Exactly reproduce each entry, leaving out nothing.

** Start of Rows **

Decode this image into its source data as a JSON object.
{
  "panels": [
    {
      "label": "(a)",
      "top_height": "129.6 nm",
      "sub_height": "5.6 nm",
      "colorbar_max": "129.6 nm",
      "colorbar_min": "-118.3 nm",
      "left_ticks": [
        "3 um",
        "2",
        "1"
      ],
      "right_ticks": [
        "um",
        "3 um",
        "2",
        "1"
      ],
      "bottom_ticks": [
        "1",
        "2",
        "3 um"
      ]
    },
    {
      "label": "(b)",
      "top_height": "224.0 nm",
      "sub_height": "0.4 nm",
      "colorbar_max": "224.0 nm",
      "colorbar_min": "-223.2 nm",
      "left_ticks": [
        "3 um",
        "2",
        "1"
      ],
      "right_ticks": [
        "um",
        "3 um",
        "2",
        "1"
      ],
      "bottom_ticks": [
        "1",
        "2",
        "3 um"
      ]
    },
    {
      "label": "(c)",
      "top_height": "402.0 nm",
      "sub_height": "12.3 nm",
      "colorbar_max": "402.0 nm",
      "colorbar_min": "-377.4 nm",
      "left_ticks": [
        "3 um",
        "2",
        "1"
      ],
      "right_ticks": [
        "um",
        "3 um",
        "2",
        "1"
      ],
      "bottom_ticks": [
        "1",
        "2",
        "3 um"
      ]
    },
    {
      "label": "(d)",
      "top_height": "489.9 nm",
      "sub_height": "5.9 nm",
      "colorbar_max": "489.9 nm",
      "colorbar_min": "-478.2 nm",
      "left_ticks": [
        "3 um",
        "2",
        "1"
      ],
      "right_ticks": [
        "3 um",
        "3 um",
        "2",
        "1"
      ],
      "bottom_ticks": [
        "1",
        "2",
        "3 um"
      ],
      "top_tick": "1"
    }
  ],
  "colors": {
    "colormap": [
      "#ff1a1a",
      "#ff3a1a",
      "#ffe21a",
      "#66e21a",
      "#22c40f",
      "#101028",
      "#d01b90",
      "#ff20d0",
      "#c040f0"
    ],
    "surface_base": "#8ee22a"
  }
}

** End of Rows **

Finished task
Decode this image into its source data as a JSON object.
{
  "panels": [
    {
      "label": "(a)",
      "top_height": "129.6 nm",
      "sub_height": "5.6 nm",
      "colorbar_max": "129.6 nm",
      "colorbar_min": "-118.3 nm",
      "left_ticks": [
        "3 um",
        "2",
        "1"
      ],
      "right_ticks": [
        "um",
        "3 um",
        "2",
        "1"
      ],
      "bottom_ticks": [
        "1",
        "2",
        "3 um"
      ]
    },
    {
      "label": "(b)",
      "top_height": "224.0 nm",
      "sub_height": "0.4 nm",
      "colorbar_max": "224.0 nm",
      "colorbar_min": "-223.2 nm",
      "left_ticks": [
        "3 um",
        "2",
        "1"
      ],
      "right_ticks": [
        "um",
        "3 um",
        "2",
        "1"
      ],
      "bottom_ticks": [
        "1",
        "2",
        "3 um"
      ]
    },
    {
      "label": "(c)",
      "top_height": "402.0 nm",
      "sub_height": "12.3 nm",
      "colorbar_max": "402.0 nm",
      "colorbar_min": "-377.4 nm",
      "left_ticks": [
        "3 um",
        "2",
        "1"
      ],
      "right_ticks": [
        "um",
        "3 um",
        "2",
        "1"
      ],
      "bottom_ticks": [
        "1",
        "2",
        "3 um"
      ]
    },
    {
      "label": "(d)",
      "top_height": "489.9 nm",
      "sub_height": "5.9 nm",
      "colorbar_max": "489.9 nm",
      "colorbar_min": "-478.2 nm",
      "left_ticks": [
        "3 um",
        "2",
        "1"
      ],
      "right_ticks": [
        "3 um",
        "3 um",
        "2",
        "1"
      ],
      "bottom_ticks": [
        "1",
        "2",
        "3 um"
      ],
      "top_tick": "1"
    }
  ],
  "colors": {
    "colormap": [
      "#ff1a1a",
      "#ff3a1a",
      "#ffe21a",
      "#66e21a",
      "#22c40f",
      "#101028",
      "#d01b90",
      "#ff20d0",
      "#c040f0"
    ],
    "surface_base": "#8ee22a"
  }
}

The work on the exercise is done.